The tasks
- A) Reproduce everything on the Lizard Squad page from "everything is virtualized" down to "in the world.".
- B) According to the Lizard Squad page, what kind of attack did the group say it used to shut down the PlayStation Network and Xbox Live?
- C) Write the next part of the Lizard Squad page, picking up after its final line.

Selected text
%%

Slashdot is powered by your submissions, so send in your scoop

 



Forgot your password?
typodupeerror
×
Advertising Crime Sony

Lizard Squad: Xbox Live, PSN Attacks Were a 'Marketing Scheme' For DDoS Service 139

blottsie writes The devastating Christmas Day attacks against the gaming networks of Sony and Microsoft were a marketing scheme for a commercial cyberattack service, according to the hackers claiming responsibility for the attacks. Known as Lizard Squad, the hacker collective says it shut down the PlayStation Network (PSN) and Xbox Live network on Dec. 25 using a distributed denial-of-service (DDoS) attack, a common technique that overloads servers with data requests. The powerful attacks rendered the networks unusable for days, infuriating gamers around the world and causing yet-untold losses of revenue. Now, members of Lizard Squad say the group is selling the DDoS service they used against Sony and Microsoft to anyone willing to pay.
This discussion has been archived. No new comments can be posted.

Lizard Squad: Xbox Live, PSN Attacks Were a 'Marketing Scheme' For DDoS Service

Comments Filter:
  • by alen ( 225700 ) on Tuesday December 30, 2014 @11:02AM (#48696313)

    not like you can play any game on the first day anyway

    everything is virtualized to the point where they support average players months after release and not the day of release and idiots not only pre-order the games, they change the store country to play it the second it goes live somewhere in the world.

  • a justice reward to these lil Asshats. I am quite pleased that Anonymous has already done their homework and spread all the information about these douchecanoes throughout the internet so their lives are wrecked for the foreseaable future. I'd hate to think that some mouthbreather CoD player go word that him and his mates are kicked off line by that kid down the street and enact vengeance for all of us.
    • by alen ( 225700 )

      MS and Sony should just code their services the right way and have 10000000000000 hyperbytes of bandwidth

      • Its not the service coding that is the issue - there's only so much network pipe to go round, and unless we build our entire networks to handle gigabits of traffic for ever server that will almost never be used (at great expense) we'll have to find other ways to stop such attacks.

        Of course, egress filtering would be a good first step. If only every big ISP did this, we'd make most DDoS attacks useless instantly. Then we only have to deal with compromised computers sending data, but if they cannot fake their

        • by Bengie ( 1121981 )

%%

Records from a data source:
%%

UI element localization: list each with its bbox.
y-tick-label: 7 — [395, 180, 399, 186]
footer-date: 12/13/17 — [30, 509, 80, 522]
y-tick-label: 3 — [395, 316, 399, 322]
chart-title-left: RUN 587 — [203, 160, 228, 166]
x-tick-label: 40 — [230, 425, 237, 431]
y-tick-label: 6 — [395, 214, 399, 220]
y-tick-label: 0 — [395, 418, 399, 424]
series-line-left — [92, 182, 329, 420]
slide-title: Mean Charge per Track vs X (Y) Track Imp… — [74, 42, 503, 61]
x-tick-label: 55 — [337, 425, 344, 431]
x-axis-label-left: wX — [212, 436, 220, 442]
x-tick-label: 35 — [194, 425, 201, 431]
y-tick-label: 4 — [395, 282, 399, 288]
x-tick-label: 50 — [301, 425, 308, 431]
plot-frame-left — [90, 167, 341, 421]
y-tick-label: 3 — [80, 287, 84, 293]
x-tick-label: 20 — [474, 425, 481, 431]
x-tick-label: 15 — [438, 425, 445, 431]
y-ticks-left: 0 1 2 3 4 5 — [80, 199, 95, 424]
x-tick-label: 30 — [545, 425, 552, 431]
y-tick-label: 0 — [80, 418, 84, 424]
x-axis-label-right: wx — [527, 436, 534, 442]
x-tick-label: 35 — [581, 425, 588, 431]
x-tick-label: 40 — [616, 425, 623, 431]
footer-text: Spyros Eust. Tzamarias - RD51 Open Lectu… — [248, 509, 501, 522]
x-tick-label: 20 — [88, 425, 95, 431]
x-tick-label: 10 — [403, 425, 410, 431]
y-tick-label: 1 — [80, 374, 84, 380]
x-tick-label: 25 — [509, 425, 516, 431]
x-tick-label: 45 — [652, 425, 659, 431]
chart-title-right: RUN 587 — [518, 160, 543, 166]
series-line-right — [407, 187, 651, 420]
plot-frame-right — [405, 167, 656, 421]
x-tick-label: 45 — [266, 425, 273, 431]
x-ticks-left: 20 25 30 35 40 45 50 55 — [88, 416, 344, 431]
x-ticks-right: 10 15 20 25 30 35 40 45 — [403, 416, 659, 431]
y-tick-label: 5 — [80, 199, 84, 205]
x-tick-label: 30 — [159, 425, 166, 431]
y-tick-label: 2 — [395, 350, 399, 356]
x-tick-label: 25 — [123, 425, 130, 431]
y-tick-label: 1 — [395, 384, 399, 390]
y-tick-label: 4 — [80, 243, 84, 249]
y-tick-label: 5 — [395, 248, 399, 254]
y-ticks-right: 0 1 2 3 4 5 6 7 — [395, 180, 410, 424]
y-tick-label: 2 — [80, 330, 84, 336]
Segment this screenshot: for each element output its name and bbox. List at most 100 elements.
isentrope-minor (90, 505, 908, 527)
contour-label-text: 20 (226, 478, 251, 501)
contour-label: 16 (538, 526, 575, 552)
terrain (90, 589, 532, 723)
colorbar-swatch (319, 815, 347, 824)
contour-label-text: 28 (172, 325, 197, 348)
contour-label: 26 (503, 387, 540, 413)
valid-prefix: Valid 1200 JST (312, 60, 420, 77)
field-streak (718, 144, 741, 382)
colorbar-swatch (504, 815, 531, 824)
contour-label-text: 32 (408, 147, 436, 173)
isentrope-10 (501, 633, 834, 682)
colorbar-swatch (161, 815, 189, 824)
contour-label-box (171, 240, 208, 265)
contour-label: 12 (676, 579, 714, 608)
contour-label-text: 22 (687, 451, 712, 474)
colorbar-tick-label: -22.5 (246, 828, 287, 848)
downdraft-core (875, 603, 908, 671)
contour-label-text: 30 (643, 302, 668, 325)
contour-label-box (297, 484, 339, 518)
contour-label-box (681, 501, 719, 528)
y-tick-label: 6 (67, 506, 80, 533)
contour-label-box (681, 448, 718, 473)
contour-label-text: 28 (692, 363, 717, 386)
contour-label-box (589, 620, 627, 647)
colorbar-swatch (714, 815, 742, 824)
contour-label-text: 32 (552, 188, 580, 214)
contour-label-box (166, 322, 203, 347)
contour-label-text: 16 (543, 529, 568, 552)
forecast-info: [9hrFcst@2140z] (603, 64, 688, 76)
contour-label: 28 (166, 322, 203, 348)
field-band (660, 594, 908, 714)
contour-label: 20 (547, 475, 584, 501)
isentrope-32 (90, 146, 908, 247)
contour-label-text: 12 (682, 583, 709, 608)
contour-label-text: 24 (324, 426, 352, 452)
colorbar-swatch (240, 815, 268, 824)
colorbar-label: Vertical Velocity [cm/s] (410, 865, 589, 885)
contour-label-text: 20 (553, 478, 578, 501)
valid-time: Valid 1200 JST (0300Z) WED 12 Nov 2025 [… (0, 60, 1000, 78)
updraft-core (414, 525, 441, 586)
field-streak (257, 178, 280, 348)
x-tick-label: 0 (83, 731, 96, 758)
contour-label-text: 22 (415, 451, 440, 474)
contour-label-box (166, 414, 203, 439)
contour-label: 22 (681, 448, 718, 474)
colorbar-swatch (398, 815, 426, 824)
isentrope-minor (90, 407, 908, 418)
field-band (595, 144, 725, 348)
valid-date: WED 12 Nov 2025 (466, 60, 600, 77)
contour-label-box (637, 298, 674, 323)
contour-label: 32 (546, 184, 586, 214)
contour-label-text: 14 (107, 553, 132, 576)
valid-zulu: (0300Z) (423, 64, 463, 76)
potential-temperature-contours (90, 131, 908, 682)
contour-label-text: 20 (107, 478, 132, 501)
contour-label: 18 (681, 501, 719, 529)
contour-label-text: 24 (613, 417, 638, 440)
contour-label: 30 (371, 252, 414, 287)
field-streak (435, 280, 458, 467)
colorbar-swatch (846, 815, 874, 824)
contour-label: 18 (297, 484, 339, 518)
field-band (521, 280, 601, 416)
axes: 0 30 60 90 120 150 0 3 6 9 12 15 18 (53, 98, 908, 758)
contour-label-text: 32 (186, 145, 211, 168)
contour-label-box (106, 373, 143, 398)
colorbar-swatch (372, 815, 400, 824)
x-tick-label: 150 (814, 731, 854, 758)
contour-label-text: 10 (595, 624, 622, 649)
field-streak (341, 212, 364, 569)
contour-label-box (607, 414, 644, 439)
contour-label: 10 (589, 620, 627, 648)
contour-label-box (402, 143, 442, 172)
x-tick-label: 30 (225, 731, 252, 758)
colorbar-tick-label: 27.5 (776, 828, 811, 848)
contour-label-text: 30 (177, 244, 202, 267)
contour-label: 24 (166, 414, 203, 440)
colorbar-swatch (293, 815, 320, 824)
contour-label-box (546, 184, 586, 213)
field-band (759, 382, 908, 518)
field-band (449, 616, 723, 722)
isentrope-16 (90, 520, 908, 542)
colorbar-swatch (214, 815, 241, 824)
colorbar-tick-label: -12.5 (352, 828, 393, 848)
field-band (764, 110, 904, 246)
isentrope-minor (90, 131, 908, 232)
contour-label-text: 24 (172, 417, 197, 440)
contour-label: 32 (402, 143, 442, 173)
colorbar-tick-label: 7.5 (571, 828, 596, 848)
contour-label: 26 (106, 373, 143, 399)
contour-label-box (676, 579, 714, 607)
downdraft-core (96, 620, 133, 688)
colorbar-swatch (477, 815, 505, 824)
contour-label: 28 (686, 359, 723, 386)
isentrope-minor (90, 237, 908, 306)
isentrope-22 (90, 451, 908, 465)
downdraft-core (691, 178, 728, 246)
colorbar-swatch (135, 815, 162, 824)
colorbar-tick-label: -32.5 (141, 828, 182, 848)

%%

Answers given
- A)
everything is virtualized to the point where they support average players months after release and not the day of release and idiots not only pre-order the games, they change the store country to play it the second it goes live somewhere in the world.

- B) A distributed denial-of-service (DDoS) attack.

- C)
          The was anti-DDOS services work is quite simple. Instead of having a single network connection, say a 100gb link in the USA, you instead have many many 100gb+ links at the many Internet Exchanges around the world. At each IX, you have a bunch of proxy/firewall servers that filter the data, then send the "clean" data back to your 100gb link back in the USA.

          You scrub the data first where bandwidth is crazy cheap. You can purchase 100gb/100gb for $6k/month at many IXs.

          The second part to this is you need to
          • but what data is "good" data?

            is an NTP request good or bad? You can't always tell the difference as they're all good, only not if you're getting 10,000 of them per second.

            I'm sure every little website can afford to have a filtering proxy at all the exchanges around the world - after all, rack space in one of those is crazy cheap, and they let anyone put servers in there. Microsoft may be able to, but that doesn't help anyone else who will be subject to extortion from these scumbags. We need to improve our o

            • by Bengie ( 1121981 )
              We're not talking about "every little" web site, we're talking about the 2 biggest gaming networks in the world.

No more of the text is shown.